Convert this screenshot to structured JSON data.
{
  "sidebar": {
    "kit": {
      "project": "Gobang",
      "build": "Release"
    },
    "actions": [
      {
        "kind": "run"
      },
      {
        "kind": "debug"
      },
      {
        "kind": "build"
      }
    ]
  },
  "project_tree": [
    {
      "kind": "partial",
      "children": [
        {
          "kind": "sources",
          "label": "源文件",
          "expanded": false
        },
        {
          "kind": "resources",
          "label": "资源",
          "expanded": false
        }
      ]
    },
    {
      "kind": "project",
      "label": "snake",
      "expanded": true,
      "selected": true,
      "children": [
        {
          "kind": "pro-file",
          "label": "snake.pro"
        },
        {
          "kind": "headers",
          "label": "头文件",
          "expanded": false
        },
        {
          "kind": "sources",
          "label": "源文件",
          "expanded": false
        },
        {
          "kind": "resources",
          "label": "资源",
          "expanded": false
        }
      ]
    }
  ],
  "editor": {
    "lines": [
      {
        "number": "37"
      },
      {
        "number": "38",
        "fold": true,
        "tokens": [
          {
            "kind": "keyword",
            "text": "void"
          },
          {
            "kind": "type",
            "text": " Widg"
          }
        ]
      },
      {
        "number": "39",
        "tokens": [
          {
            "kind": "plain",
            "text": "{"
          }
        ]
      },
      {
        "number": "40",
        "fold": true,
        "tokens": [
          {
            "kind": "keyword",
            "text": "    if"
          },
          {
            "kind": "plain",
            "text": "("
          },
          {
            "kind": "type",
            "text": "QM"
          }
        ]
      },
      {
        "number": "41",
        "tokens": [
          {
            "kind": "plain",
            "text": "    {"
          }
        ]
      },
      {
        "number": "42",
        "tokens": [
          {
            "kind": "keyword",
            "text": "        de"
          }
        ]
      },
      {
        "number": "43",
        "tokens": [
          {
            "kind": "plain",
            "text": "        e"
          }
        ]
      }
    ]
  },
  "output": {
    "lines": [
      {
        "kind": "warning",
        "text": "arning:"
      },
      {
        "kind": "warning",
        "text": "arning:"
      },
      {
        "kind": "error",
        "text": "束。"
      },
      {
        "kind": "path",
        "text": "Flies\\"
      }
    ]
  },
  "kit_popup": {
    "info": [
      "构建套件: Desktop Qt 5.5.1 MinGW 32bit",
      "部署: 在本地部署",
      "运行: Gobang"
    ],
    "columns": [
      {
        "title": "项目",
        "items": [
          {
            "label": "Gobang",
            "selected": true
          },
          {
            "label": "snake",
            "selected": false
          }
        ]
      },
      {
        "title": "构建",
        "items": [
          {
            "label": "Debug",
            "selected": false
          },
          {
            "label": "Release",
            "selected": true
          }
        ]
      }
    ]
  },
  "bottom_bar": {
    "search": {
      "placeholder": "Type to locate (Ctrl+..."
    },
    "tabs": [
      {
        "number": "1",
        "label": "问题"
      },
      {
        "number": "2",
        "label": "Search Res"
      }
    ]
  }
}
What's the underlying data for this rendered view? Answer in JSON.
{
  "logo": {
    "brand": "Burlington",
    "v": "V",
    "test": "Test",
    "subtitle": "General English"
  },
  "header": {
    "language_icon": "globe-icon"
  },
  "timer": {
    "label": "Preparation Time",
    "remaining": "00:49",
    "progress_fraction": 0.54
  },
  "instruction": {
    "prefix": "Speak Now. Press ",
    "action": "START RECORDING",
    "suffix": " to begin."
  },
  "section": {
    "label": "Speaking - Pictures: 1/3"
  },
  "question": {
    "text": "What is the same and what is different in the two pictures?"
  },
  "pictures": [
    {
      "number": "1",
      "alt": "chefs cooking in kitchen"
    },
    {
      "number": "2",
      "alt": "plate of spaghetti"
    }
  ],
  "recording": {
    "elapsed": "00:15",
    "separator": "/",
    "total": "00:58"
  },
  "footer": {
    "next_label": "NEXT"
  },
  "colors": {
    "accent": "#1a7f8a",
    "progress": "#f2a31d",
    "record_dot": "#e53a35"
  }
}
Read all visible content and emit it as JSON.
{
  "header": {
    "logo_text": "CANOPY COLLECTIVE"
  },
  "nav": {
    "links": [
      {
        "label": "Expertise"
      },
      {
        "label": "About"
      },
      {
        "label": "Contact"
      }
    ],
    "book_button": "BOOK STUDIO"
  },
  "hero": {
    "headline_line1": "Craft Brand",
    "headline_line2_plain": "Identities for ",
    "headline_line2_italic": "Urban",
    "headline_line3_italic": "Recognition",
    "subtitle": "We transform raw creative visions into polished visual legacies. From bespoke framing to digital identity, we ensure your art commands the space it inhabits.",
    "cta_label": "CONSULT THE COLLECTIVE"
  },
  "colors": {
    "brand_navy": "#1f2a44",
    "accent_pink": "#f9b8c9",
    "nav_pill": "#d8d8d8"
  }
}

Exercise task:
Exact repetition is required for the lines from the one that contains "What's the underlying" through the final line; leave out everything else.

Task solution:
What's the underlying data for this rendered view? Answer in JSON.
{
  "logo": {
    "brand": "Burlington",
    "v": "V",
    "test": "Test",
    "subtitle": "General English"
  },
  "header": {
    "language_icon": "globe-icon"
  },
  "timer": {
    "label": "Preparation Time",
    "remaining": "00:49",
    "progress_fraction": 0.54
  },
  "instruction": {
    "prefix": "Speak Now. Press ",
    "action": "START RECORDING",
    "suffix": " to begin."
  },
  "section": {
    "label": "Speaking - Pictures: 1/3"
  },
  "question": {
    "text": "What is the same and what is different in the two pictures?"
  },
  "pictures": [
    {
      "number": "1",
      "alt": "chefs cooking in kitchen"
    },
    {
      "number": "2",
      "alt": "plate of spaghetti"
    }
  ],
  "recording": {
    "elapsed": "00:15",
    "separator": "/",
    "total": "00:58"
  },
  "footer": {
    "next_label": "NEXT"
  },
  "colors": {
    "accent": "#1a7f8a",
    "progress": "#f2a31d",
    "record_dot": "#e53a35"
  }
}
Read all visible content and emit it as JSON.
{
  "header": {
    "logo_text": "CANOPY COLLECTIVE"
  },
  "nav": {
    "links": [
      {
        "label": "Expertise"
      },
      {
        "label": "About"
      },
      {
        "label": "Contact"
      }
    ],
    "book_button": "BOOK STUDIO"
  },
  "hero": {
    "headline_line1": "Craft Brand",
    "headline_line2_plain": "Identities for ",
    "headline_line2_italic": "Urban",
    "headline_line3_italic": "Recognition",
    "subtitle": "We transform raw creative visions into polished visual legacies. From bespoke framing to digital identity, we ensure your art commands the space it inhabits.",
    "cta_label": "CONSULT THE COLLECTIVE"
  },
  "colors": {
    "brand_navy": "#1f2a44",
    "accent_pink": "#f9b8c9",
    "nav_pill": "#d8d8d8"
  }
}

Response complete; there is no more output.